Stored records
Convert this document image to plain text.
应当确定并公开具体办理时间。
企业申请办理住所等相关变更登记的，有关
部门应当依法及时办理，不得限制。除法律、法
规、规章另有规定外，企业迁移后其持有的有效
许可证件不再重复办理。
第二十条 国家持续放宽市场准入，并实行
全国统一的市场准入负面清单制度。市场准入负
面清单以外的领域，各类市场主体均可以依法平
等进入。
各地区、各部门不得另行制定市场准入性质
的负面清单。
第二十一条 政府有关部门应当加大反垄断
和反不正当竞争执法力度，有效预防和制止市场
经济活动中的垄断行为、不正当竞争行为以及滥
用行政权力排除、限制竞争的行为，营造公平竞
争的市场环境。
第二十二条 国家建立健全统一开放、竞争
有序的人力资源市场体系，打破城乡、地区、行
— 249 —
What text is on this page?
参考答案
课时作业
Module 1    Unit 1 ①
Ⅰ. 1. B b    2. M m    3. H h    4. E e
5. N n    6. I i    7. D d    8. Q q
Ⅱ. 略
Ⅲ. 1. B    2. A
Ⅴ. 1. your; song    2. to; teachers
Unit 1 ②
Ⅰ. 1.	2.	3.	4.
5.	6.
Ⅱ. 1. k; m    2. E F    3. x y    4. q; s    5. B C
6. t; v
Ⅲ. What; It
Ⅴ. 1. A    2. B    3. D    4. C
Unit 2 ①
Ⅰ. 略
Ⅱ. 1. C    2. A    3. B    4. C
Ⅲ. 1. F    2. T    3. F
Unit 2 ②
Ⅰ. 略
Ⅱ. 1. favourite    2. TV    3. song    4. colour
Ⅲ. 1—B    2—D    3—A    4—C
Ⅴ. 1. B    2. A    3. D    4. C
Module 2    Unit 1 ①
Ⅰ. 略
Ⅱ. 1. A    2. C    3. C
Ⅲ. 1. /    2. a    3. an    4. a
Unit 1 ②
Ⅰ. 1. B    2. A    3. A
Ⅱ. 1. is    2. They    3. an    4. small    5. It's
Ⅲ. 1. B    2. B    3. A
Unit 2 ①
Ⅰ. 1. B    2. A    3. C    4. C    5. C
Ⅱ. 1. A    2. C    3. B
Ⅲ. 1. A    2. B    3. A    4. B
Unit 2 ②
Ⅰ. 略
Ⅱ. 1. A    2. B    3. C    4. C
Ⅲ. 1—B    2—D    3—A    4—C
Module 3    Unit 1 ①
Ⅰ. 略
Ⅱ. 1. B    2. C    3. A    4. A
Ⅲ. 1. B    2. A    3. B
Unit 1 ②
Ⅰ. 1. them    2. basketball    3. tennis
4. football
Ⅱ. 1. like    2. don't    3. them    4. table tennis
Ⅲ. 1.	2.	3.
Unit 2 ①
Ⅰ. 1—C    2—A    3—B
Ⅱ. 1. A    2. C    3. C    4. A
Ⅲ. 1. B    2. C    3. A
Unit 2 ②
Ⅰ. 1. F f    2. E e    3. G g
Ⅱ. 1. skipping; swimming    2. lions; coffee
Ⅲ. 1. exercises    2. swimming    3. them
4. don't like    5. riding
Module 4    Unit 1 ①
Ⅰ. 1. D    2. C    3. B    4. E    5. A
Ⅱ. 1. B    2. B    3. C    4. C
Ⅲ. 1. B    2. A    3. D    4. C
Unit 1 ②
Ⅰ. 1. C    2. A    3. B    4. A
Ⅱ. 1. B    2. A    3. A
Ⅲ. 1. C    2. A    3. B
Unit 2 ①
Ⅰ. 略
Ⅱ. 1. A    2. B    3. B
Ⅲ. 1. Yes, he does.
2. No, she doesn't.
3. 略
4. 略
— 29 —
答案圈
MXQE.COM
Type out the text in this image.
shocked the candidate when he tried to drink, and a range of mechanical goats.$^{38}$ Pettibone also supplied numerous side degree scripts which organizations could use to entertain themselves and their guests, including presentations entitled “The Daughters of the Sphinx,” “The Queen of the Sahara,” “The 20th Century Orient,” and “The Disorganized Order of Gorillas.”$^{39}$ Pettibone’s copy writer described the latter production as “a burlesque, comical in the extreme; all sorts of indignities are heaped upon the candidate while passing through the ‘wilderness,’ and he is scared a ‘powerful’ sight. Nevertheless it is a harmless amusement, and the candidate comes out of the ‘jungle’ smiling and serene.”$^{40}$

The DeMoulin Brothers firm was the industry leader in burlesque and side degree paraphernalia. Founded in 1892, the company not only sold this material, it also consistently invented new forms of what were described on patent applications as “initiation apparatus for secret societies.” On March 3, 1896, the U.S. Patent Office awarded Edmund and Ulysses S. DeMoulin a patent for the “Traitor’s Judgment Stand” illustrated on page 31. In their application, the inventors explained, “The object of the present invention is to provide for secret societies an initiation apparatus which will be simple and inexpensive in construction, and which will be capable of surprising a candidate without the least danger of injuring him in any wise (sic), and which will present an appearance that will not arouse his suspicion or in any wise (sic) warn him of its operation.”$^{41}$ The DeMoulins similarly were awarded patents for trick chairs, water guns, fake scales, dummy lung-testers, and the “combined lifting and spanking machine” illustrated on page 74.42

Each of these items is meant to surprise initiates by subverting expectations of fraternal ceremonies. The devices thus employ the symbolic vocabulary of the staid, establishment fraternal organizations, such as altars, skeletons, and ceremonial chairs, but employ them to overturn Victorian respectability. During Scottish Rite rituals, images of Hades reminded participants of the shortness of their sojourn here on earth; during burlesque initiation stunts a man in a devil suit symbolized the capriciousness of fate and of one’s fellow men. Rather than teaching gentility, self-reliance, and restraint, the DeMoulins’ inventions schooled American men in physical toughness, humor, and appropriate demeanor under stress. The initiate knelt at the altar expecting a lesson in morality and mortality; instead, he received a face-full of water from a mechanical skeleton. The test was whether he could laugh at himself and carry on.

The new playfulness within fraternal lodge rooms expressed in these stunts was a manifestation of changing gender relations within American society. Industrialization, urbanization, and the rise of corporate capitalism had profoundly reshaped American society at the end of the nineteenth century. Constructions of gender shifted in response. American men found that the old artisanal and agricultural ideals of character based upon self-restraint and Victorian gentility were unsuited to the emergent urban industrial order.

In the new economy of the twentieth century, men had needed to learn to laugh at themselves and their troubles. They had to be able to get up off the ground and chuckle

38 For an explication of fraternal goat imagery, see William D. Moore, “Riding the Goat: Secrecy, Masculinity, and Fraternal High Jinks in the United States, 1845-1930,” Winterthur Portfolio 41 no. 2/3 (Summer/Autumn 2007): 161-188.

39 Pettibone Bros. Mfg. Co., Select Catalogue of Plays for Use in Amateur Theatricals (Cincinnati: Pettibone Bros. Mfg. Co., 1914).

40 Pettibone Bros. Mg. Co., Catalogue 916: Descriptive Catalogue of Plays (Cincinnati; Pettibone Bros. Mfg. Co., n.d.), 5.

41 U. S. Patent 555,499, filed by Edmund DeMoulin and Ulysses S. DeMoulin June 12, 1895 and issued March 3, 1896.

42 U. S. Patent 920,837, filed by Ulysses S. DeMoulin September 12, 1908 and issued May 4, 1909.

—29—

• WRITTEN EXERCISE
Transcribe the material above word for word.

• SOLUTION
Convert this document image to plain text.
应当确定并公开具体办理时间。
企业申请办理住所等相关变更登记的，有关
部门应当依法及时办理，不得限制。除法律、法
规、规章另有规定外，企业迁移后其持有的有效
许可证件不再重复办理。
第二十条 国家持续放宽市场准入，并实行
全国统一的市场准入负面清单制度。市场准入负
面清单以外的领域，各类市场主体均可以依法平
等进入。
各地区、各部门不得另行制定市场准入性质
的负面清单。
第二十一条 政府有关部门应当加大反垄断
和反不正当竞争执法力度，有效预防和制止市场
经济活动中的垄断行为、不正当竞争行为以及滥
用行政权力排除、限制竞争的行为，营造公平竞
争的市场环境。
第二十二条 国家建立健全统一开放、竞争
有序的人力资源市场体系，打破城乡、地区、行
— 249 —
What text is on this page?
参考答案
课时作业
Module 1    Unit 1 ①
Ⅰ. 1. B b    2. M m    3. H h    4. E e
5. N n    6. I i    7. D d    8. Q q
Ⅱ. 略
Ⅲ. 1. B    2. A
Ⅴ. 1. your; song    2. to; teachers
Unit 1 ②
Ⅰ. 1.	2.	3.	4.
5.	6.
Ⅱ. 1. k; m    2. E F    3. x y    4. q; s    5. B C
6. t; v
Ⅲ. What; It
Ⅴ. 1. A    2. B    3. D    4. C
Unit 2 ①
Ⅰ. 略
Ⅱ. 1. C    2. A    3. B    4. C
Ⅲ. 1. F    2. T    3. F
Unit 2 ②
Ⅰ. 略
Ⅱ. 1. favourite    2. TV    3. song    4. colour
Ⅲ. 1—B    2—D    3—A    4—C
Ⅴ. 1. B    2. A    3. D    4. C
Module 2    Unit 1 ①
Ⅰ. 略
Ⅱ. 1. A    2. C    3. C
Ⅲ. 1. /    2. a    3. an    4. a
Unit 1 ②
Ⅰ. 1. B    2. A    3. A
Ⅱ. 1. is    2. They    3. an    4. small    5. It's
Ⅲ. 1. B    2. B    3. A
Unit 2 ①
Ⅰ. 1. B    2. A    3. C    4. C    5. C
Ⅱ. 1. A    2. C    3. B
Ⅲ. 1. A    2. B    3. A    4. B
Unit 2 ②
Ⅰ. 略
Ⅱ. 1. A    2. B    3. C    4. C
Ⅲ. 1—B    2—D    3—A    4—C
Module 3    Unit 1 ①
Ⅰ. 略
Ⅱ. 1. B    2. C    3. A    4. A
Ⅲ. 1. B    2. A    3. B
Unit 1 ②
Ⅰ. 1. them    2. basketball    3. tennis
4. football
Ⅱ. 1. like    2. don't    3. them    4. table tennis
Ⅲ. 1.	2.	3.
Unit 2 ①
Ⅰ. 1—C    2—A    3—B
Ⅱ. 1. A    2. C    3. C    4. A
Ⅲ. 1. B    2. C    3. A
Unit 2 ②
Ⅰ. 1. F f    2. E e    3. G g
Ⅱ. 1. skipping; swimming    2. lions; coffee
Ⅲ. 1. exercises    2. swimming    3. them
4. don't like    5. riding
Module 4    Unit 1 ①
Ⅰ. 1. D    2. C    3. B    4. E    5. A
Ⅱ. 1. B    2. B    3. C    4. C
Ⅲ. 1. B    2. A    3. D    4. C
Unit 1 ②
Ⅰ. 1. C    2. A    3. B    4. A
Ⅱ. 1. B    2. A    3. A
Ⅲ. 1. C    2. A    3. B
Unit 2 ①
Ⅰ. 略
Ⅱ. 1. A    2. B    3. B
Ⅲ. 1. Yes, he does.
2. No, she doesn't.
3. 略
4. 略
— 29 —
答案圈
MXQE.COM
Type out the text in this image.
shocked the candidate when he tried to drink, and a range of mechanical goats.$^{38}$ Pettibone also supplied numerous side degree scripts which organizations could use to entertain themselves and their guests, including presentations entitled “The Daughters of the Sphinx,” “The Queen of the Sahara,” “The 20th Century Orient,” and “The Disorganized Order of Gorillas.”$^{39}$ Pettibone’s copy writer described the latter production as “a burlesque, comical in the extreme; all sorts of indignities are heaped upon the candidate while passing through the ‘wilderness,’ and he is scared a ‘powerful’ sight. Nevertheless it is a harmless amusement, and the candidate comes out of the ‘jungle’ smiling and serene.”$^{40}$

The DeMoulin Brothers firm was the industry leader in burlesque and side degree paraphernalia. Founded in 1892, the company not only sold this material, it also consistently invented new forms of what were described on patent applications as “initiation apparatus for secret societies.” On March 3, 1896, the U.S. Patent Office awarded Edmund and Ulysses S. DeMoulin a patent for the “Traitor’s Judgment Stand” illustrated on page 31. In their application, the inventors explained, “The object of the present invention is to provide for secret societies an initiation apparatus which will be simple and inexpensive in construction, and which will be capable of surprising a candidate without the least danger of injuring him in any wise (sic), and which will present an appearance that will not arouse his suspicion or in any wise (sic) warn him of its operation.”$^{41}$ The DeMoulins similarly were awarded patents for trick chairs, water guns, fake scales, dummy lung-testers, and the “combined lifting and spanking machine” illustrated on page 74.42

Each of these items is meant to surprise initiates by subverting expectations of fraternal ceremonies. The devices thus employ the symbolic vocabulary of the staid, establishment fraternal organizations, such as altars, skeletons, and ceremonial chairs, but employ them to overturn Victorian respectability. During Scottish Rite rituals, images of Hades reminded participants of the shortness of their sojourn here on earth; during burlesque initiation stunts a man in a devil suit symbolized the capriciousness of fate and of one’s fellow men. Rather than teaching gentility, self-reliance, and restraint, the DeMoulins’ inventions schooled American men in physical toughness, humor, and appropriate demeanor under stress. The initiate knelt at the altar expecting a lesson in morality and mortality; instead, he received a face-full of water from a mechanical skeleton. The test was whether he could laugh at himself and carry on.

The new playfulness within fraternal lodge rooms expressed in these stunts was a manifestation of changing gender relations within American society. Industrialization, urbanization, and the rise of corporate capitalism had profoundly reshaped American society at the end of the nineteenth century. Constructions of gender shifted in response. American men found that the old artisanal and agricultural ideals of character based upon self-restraint and Victorian gentility were unsuited to the emergent urban industrial order.

In the new economy of the twentieth century, men had needed to learn to laugh at themselves and their troubles. They had to be able to get up off the ground and chuckle

38 For an explication of fraternal goat imagery, see William D. Moore, “Riding the Goat: Secrecy, Masculinity, and Fraternal High Jinks in the United States, 1845-1930,” Winterthur Portfolio 41 no. 2/3 (Summer/Autumn 2007): 161-188.

39 Pettibone Bros. Mfg. Co., Select Catalogue of Plays for Use in Amateur Theatricals (Cincinnati: Pettibone Bros. Mfg. Co., 1914).

40 Pettibone Bros. Mg. Co., Catalogue 916: Descriptive Catalogue of Plays (Cincinnati; Pettibone Bros. Mfg. Co., n.d.), 5.

41 U. S. Patent 555,499, filed by Edmund DeMoulin and Ulysses S. DeMoulin June 12, 1895 and issued March 3, 1896.

42 U. S. Patent 920,837, filed by Ulysses S. DeMoulin September 12, 1908 and issued May 4, 1909.

—29—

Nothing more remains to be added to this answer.